====== Task input ======

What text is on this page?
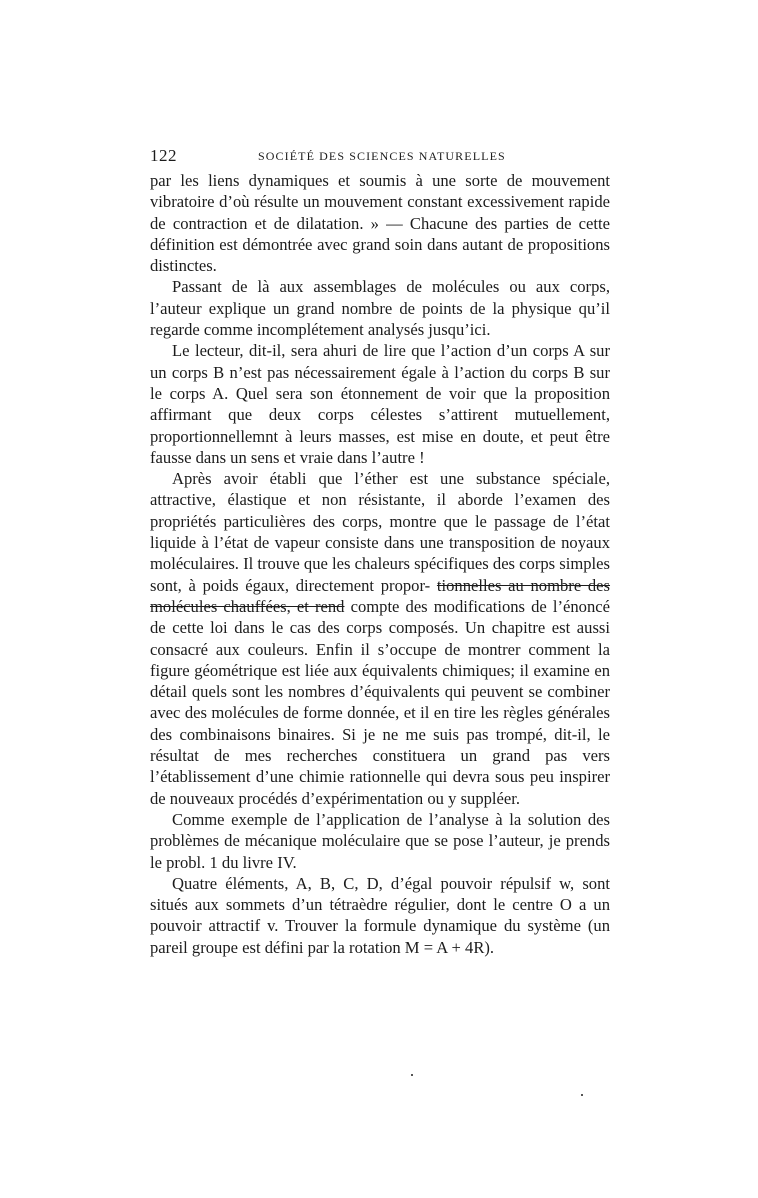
122	SOCIÉTÉ DES SCIENCES NATURELLES

par les liens dynamiques et soumis à une sorte de mouvement vibratoire d’où résulte un mouvement constant excessivement rapide de contraction et de dilatation. » — Chacune des parties de cette définition est démontrée avec grand soin dans autant de propositions distinctes.

Passant de là aux assemblages de molécules ou aux corps, l’auteur explique un grand nombre de points de la physique qu’il regarde comme incomplétement analysés jusqu’ici.

Le lecteur, dit-il, sera ahuri de lire que l’action d’un corps A sur un corps B n’est pas nécessairement égale à l’action du corps B sur le corps A. Quel sera son étonnement de voir que la proposition affirmant que deux corps célestes s’attirent mutuellement, proportionnellemnt à leurs masses, est mise en doute, et peut être fausse dans un sens et vraie dans l’autre !

Après avoir établi que l’éther est une substance spéciale, attractive, élastique et non résistante, il aborde l’examen des propriétés particulières des corps, montre que le passage de l’état liquide à l’état de vapeur consiste dans une transposition de noyaux moléculaires. Il trouve que les chaleurs spécifiques des corps simples sont, à poids égaux, directement propor- tionnelles au nombre des molécules chauffées, et rend compte des modifications de l’énoncé de cette loi dans le cas des corps composés. Un chapitre est aussi consacré aux couleurs. Enfin il s’occupe de montrer comment la figure géométrique est liée aux équivalents chimiques; il examine en détail quels sont les nombres d’équivalents qui peuvent se combiner avec des molécules de forme donnée, et il en tire les règles générales des combinaisons binaires. Si je ne me suis pas trompé, dit-il, le résultat de mes recherches constituera un grand pas vers l’établissement d’une chimie rationnelle qui devra sous peu inspirer de nouveaux procédés d’expérimentation ou y suppléer.

Comme exemple de l’application de l’analyse à la solution des problèmes de mécanique moléculaire que se pose l’auteur, je prends le probl. 1 du livre IV.

Quatre éléments, A, B, C, D, d’égal pouvoir répulsif w, sont situés aux sommets d’un tétraèdre régulier, dont le centre O a un pouvoir attractif v. Trouver la formule dynamique du système (un pareil groupe est défini par la rotation M = A + 4R).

======

:: Given exercise ::
Only the number is wanted: how many lines in the data include the string "auteur"?

:: Complete answer ::
2